**ZU ERLEDIGEN:**
1. Schreib die Anleitung zum Raspberry Pi von „Hier nochmal eine“ bis „Raspberry-Pi-Konfiguration geändert werden.“ neu und setze dabei überall „Raspi-Config“ an die Stelle von „Raspberry-Pi-Konfiguration“.
2. Führe die Anleitung zum Raspberry Pi über ihren letzten Satz hinaus weiter.

**DOKUMENTTEXT:**

Hier nochmal eine ausführliche Anleitung. Die enthaltenen Listings muss man Zeile für Zeile ins Terminal eintippen oder per SSH übertragen.

https://www.raspberry-pi-geek.de/ausgaben/rpg/2018/06/mit-raspap-das-heimische-netz-um-ein-gastnetzwerk-erweitern/

Jetzt gehts es um den VNC Server: Man kann den RealVNC verwenden, dieser Dienst ist im Rasbian Betriebssystem schon vorinstalliert, muss aber noch über
Menü – Einstellungen – Raspberry-Pi-Konfiguration – Schnittstellen
aktiviert werden.

Hier steht das noch etwas ausführlicher:

https://www.elektronik-kompendium.de/sites/raspberry-pi/2111301.htm

Die Adresse des Raspi lautet übrigens immer (https://HOSTNAME.local), wobei „Hostname“ im Urzustand „raspberry“ heißt. Das kann aber über die Raspberry-Pi-Konfiguration geändert werden.

Damit man jetzt noch direkt mit dem iPad auf das Dateisystem des Raspis zugreifen kann, muss noch eine Netzwerkfreigabe mit einem Samba Server eingerichtet werden. Man kann dann direkt über die „Dateien“ App oder mit „Dokuments“ auf dem iPad Dateien austauschen. Die Einrichtung des Samba Servers wird hier beschrieben:

https://technikne.ws/raspberry-pi-tutorial-samba-fileserver-einrichten-teil-5/

Eine nette optionale Variante gibt es noch für das iPadPro. Dieses hat ja als Schnittstelle einen USB-C Anschluss wie der Raspi. Ben Hardill hat eine Anleitung verfasst, wie man den Raspi direkt mit dem iPad verbinden kann. Die USB Verbindung funktioniert dann wie ein Ethernetkabel und man kann den Raspi ohne WLAN mit dem iPad bedienen.

**Daten zur Erkennung der Dokumentstruktur:**
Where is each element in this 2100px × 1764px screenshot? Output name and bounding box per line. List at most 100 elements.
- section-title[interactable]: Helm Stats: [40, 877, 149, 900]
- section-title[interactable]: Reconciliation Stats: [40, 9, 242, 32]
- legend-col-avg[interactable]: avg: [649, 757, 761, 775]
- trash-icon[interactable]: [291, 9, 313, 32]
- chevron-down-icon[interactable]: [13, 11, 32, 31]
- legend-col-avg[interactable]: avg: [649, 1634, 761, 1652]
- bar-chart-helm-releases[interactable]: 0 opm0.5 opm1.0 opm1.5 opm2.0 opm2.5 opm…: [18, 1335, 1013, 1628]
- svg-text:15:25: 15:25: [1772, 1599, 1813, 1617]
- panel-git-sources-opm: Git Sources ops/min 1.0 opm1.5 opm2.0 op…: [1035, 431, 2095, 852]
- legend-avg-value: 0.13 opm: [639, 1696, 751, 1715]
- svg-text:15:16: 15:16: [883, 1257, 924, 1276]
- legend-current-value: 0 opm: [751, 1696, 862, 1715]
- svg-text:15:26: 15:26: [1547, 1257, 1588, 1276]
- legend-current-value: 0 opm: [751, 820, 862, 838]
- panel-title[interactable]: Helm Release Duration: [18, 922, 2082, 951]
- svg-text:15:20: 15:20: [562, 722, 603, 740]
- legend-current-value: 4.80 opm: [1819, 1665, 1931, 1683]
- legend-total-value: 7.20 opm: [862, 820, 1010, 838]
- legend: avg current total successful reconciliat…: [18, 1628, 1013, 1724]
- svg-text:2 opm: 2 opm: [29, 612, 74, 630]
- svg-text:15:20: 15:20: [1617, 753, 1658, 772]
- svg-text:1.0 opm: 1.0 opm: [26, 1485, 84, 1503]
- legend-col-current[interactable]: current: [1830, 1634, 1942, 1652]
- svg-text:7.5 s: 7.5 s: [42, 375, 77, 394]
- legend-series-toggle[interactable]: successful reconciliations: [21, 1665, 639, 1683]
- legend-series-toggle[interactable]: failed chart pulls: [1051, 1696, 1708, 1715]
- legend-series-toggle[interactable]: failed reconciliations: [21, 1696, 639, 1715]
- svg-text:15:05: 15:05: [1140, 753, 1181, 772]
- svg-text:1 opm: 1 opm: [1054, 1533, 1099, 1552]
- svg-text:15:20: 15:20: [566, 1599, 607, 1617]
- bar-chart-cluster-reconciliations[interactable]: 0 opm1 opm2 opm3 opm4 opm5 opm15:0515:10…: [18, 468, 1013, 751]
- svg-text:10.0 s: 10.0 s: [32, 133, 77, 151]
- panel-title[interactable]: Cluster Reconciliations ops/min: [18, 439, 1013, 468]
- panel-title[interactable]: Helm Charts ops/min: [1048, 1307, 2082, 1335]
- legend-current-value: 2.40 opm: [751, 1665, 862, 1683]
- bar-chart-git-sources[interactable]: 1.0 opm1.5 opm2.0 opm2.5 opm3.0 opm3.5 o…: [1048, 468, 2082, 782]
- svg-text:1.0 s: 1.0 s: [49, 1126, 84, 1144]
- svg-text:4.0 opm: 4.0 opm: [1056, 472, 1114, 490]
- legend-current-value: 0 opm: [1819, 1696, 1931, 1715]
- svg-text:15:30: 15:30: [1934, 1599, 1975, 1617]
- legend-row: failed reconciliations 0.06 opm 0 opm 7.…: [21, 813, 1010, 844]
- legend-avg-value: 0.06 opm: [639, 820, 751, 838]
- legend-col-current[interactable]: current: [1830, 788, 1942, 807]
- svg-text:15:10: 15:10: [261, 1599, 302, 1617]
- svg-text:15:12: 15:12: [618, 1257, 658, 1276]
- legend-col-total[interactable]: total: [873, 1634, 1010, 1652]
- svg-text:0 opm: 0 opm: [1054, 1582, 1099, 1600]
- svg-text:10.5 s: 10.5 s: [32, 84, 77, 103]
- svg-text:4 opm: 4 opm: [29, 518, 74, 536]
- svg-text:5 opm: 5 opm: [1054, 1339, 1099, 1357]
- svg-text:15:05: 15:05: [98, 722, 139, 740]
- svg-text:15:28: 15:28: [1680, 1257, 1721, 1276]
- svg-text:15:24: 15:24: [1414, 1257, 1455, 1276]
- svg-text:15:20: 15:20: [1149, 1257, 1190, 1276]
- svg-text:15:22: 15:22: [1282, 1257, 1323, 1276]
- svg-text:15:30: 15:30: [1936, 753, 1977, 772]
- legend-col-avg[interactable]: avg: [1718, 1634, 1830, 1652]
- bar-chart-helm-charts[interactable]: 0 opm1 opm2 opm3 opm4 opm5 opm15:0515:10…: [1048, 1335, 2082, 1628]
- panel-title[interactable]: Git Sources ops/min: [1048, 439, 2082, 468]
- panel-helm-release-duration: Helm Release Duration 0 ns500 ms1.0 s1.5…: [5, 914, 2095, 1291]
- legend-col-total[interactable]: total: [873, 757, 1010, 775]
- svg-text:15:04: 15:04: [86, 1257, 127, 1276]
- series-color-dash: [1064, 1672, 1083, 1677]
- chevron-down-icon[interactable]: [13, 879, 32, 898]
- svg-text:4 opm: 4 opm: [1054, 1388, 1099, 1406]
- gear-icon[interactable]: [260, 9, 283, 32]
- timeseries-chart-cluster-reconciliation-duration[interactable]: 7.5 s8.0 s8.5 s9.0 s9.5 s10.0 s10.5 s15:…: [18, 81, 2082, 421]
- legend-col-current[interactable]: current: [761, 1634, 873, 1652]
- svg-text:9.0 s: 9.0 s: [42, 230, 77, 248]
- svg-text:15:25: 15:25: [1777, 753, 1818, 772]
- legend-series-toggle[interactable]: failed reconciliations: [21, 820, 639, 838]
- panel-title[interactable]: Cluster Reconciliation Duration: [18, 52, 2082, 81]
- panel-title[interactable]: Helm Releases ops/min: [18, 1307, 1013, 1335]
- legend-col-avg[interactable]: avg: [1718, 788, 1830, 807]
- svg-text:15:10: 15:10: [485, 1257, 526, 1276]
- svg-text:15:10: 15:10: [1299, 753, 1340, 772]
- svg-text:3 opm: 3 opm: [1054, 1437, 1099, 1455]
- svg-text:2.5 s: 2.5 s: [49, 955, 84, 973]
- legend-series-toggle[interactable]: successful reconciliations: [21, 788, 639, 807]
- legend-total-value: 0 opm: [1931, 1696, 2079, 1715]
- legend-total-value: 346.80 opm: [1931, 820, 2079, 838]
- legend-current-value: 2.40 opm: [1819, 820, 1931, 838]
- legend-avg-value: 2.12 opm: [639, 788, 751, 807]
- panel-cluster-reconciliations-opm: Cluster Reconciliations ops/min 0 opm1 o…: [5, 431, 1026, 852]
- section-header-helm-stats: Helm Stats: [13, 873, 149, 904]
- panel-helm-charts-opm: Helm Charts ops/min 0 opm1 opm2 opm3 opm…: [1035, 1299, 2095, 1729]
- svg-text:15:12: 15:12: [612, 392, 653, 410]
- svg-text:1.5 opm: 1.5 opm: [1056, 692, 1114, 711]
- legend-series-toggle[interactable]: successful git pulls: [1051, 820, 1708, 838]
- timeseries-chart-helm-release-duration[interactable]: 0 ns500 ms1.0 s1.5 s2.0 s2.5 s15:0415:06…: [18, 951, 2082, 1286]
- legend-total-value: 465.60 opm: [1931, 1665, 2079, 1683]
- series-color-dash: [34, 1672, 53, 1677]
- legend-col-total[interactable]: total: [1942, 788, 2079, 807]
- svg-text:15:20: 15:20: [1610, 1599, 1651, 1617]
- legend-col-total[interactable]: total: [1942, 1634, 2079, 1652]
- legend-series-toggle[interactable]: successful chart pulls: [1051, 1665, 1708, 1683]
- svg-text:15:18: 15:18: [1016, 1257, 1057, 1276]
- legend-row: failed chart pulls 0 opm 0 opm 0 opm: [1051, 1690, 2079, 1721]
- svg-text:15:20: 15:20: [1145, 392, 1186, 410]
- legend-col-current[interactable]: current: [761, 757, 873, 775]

**GEGEBENE ANTWORTEN:**
1.
Hier nochmal eine ausführliche Anleitung. Die enthaltenen Listings muss man Zeile für Zeile ins Terminal eintippen oder per SSH übertragen.

https://www.raspberry-pi-geek.de/ausgaben/rpg/2018/06/mit-raspap-das-heimische-netz-um-ein-gastnetzwerk-erweitern/

Jetzt gehts es um den VNC Server: Man kann den RealVNC verwenden, dieser Dienst ist im Rasbian Betriebssystem schon vorinstalliert, muss aber noch über
Menü – Einstellungen – Raspi-Config – Schnittstellen
aktiviert werden.

Hier steht das noch etwas ausführlicher:

https://www.elektronik-kompendium.de/sites/raspberry-pi/2111301.htm

Die Adresse des Raspi lautet übrigens immer (https://HOSTNAME.local), wobei „Hostname“ im Urzustand „raspberry“ heißt. Das kann aber über die Raspi-Config geändert werden.

2.
https://www.hardill.me.uk/wordpress/2019/11/02/pi4-usb-c-gadget/

Ein Netzwerk Fileserver: NextCloudPi

Die Nextcloud ist ein konfigurierbarer Netzwerkspeicher, wie z. B. Dropbox. Nur dass man ihn eben selber betreiben kann und die Dateien auf dem eigenen Server, in diesem Fall auf dem eigenen Raspberry Pi, liegen.

Die Vorteile liegen auf der Hand: Ich kann den NextCloudPi Zuhause mit den nötigen Unterrichtsmaterialien, wie Filme, Dokumente, PDFS, Fotos, usw… befüllen und in der Schule dann unabhängig von einem Netzwerk die Dateien verteilen. Dabei sind sogar Nutzeranmeldungen möglich, so dass jeder Lehrer / Schüler seinen eigenen Account haben kann.

Die Installation einer Nextcloud ist eigentlich schon etwas für Fortgeschrittene. Aber für den Raspberry Pi gibt es ein Image, welches einem die schwierigsten Hürden mit einem Konfigurations-Assistenten abnimmt.

Das Image (NextCloudPi_RPi_Datum) lässt sich hier downloaden:

https://ownyourbits.com/downloads/

Das Image jetzt wie oben mit einem Tool wie „Etcher“ auf eine SD Karte schreiben und im Raspi booten.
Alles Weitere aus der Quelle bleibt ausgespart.